:: SUPPLIED INFORMATION

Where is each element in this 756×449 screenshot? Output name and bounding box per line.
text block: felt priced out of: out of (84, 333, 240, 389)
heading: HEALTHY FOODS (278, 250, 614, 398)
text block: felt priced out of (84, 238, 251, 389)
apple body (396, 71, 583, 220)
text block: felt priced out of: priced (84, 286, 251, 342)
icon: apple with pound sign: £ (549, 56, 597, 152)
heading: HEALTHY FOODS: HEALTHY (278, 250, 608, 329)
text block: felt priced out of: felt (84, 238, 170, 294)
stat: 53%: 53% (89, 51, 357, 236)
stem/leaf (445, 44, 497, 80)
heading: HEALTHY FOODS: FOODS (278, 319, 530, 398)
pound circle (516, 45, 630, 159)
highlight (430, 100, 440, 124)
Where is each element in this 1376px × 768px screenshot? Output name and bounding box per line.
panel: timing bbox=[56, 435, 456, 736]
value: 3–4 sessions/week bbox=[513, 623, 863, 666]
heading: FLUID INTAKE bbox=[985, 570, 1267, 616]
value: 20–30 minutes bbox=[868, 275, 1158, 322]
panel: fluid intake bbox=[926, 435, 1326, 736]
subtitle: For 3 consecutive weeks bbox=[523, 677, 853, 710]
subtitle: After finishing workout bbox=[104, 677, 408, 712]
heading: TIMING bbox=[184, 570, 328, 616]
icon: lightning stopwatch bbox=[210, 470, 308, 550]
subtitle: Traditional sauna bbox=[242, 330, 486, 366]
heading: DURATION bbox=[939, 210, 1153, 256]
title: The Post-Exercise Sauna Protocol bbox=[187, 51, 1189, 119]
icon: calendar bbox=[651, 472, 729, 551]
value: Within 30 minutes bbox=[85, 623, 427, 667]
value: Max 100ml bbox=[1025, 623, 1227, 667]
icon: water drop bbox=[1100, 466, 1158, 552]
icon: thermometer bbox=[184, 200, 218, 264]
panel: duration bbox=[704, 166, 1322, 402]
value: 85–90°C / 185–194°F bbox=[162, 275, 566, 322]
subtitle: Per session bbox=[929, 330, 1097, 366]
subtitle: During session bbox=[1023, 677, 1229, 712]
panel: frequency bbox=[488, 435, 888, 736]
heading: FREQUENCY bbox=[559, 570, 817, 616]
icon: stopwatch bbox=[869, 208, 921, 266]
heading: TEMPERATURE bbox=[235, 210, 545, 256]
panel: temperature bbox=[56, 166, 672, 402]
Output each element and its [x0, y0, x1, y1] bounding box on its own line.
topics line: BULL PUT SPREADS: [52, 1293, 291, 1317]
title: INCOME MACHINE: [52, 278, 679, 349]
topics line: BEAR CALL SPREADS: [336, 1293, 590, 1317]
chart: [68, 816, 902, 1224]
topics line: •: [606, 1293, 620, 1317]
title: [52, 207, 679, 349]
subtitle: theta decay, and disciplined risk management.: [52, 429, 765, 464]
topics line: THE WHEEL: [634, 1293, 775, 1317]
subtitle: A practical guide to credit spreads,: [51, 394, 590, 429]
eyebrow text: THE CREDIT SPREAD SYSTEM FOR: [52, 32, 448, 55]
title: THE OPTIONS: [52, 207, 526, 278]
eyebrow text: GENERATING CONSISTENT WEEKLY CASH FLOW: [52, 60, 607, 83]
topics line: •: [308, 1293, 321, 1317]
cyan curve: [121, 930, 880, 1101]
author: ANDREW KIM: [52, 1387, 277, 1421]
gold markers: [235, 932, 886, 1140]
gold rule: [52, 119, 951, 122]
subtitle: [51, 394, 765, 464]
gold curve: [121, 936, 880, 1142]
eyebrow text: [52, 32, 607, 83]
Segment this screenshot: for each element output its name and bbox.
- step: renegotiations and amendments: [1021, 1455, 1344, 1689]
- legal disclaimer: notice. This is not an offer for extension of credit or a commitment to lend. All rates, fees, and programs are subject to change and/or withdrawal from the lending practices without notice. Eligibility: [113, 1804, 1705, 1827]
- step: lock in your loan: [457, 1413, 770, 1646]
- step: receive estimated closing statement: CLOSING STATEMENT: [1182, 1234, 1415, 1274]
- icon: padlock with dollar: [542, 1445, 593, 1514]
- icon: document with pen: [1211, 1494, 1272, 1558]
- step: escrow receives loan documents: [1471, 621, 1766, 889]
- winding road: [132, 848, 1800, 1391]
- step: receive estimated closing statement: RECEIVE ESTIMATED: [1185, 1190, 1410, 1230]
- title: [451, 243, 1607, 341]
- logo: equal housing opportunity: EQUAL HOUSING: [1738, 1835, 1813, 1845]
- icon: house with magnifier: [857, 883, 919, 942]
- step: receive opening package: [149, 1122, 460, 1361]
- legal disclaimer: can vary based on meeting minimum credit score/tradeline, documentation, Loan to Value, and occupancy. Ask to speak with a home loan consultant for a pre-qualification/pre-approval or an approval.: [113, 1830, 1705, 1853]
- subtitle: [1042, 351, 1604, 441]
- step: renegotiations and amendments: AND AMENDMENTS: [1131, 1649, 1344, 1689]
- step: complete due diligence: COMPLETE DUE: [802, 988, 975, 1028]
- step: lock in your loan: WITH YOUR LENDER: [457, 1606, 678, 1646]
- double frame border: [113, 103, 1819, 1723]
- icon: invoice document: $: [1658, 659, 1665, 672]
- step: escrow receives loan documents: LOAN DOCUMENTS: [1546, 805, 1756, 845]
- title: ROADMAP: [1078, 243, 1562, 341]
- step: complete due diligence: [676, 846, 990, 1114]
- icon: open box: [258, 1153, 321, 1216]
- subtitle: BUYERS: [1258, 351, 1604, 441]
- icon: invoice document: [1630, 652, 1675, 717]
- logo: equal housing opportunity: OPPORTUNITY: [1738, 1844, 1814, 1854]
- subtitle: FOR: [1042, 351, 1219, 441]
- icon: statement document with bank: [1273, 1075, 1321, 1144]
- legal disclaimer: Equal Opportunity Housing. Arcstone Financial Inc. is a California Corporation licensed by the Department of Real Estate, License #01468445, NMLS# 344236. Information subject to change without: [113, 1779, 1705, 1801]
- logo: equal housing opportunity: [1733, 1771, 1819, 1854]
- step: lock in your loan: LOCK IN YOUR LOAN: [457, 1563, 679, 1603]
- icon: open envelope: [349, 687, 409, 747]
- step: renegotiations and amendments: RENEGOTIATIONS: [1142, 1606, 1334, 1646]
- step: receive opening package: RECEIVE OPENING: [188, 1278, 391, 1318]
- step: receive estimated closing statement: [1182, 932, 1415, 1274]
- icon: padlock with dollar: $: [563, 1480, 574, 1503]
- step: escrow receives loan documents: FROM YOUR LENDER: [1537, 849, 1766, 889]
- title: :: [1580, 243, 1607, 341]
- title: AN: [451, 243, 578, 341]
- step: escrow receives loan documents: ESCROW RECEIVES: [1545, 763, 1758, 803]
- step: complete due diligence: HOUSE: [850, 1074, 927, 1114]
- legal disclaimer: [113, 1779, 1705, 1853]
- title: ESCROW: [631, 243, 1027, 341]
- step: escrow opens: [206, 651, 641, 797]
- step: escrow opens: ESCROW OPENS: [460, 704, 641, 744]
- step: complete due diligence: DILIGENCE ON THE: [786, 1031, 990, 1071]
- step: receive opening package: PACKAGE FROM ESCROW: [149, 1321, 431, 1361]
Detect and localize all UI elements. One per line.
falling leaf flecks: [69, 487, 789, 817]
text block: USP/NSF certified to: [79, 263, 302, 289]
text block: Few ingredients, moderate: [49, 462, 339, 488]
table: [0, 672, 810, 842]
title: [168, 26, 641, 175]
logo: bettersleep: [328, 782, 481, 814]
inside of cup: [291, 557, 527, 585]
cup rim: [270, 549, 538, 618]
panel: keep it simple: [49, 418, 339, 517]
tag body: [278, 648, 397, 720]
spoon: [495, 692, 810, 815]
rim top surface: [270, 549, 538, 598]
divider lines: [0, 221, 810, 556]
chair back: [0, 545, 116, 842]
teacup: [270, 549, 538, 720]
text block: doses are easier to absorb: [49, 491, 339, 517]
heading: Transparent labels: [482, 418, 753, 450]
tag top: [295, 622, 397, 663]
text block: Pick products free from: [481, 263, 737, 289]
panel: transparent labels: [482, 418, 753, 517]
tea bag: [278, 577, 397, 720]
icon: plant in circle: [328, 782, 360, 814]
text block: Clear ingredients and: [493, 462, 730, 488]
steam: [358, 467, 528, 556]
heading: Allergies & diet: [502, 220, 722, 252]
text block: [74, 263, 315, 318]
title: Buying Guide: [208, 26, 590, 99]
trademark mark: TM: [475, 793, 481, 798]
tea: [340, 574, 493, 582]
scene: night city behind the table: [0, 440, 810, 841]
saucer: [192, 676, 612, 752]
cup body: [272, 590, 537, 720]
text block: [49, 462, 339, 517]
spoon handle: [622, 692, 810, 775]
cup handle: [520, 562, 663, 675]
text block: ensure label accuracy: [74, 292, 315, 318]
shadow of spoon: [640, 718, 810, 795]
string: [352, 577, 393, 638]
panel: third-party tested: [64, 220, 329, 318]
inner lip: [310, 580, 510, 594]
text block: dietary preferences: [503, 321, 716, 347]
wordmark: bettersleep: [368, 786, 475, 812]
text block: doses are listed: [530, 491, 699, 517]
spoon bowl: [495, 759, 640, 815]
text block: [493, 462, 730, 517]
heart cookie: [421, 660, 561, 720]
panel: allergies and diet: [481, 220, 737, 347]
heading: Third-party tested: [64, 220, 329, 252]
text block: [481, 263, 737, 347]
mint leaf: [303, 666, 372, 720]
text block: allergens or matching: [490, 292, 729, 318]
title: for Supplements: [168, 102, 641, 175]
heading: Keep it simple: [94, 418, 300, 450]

::::

REQUIREMENT: Select each line of the records above that contains the string "receives", counting uppercase and lowercase letters as different.

RESPONSE FOR THIS EXERCISE:
- step: escrow receives loan documents: [1471, 621, 1766, 889]
- step: escrow receives loan documents: LOAN DOCUMENTS: [1546, 805, 1756, 845]
- step: escrow receives loan documents: FROM YOUR LENDER: [1537, 849, 1766, 889]
- step: escrow receives loan documents: ESCROW RECEIVES: [1545, 763, 1758, 803]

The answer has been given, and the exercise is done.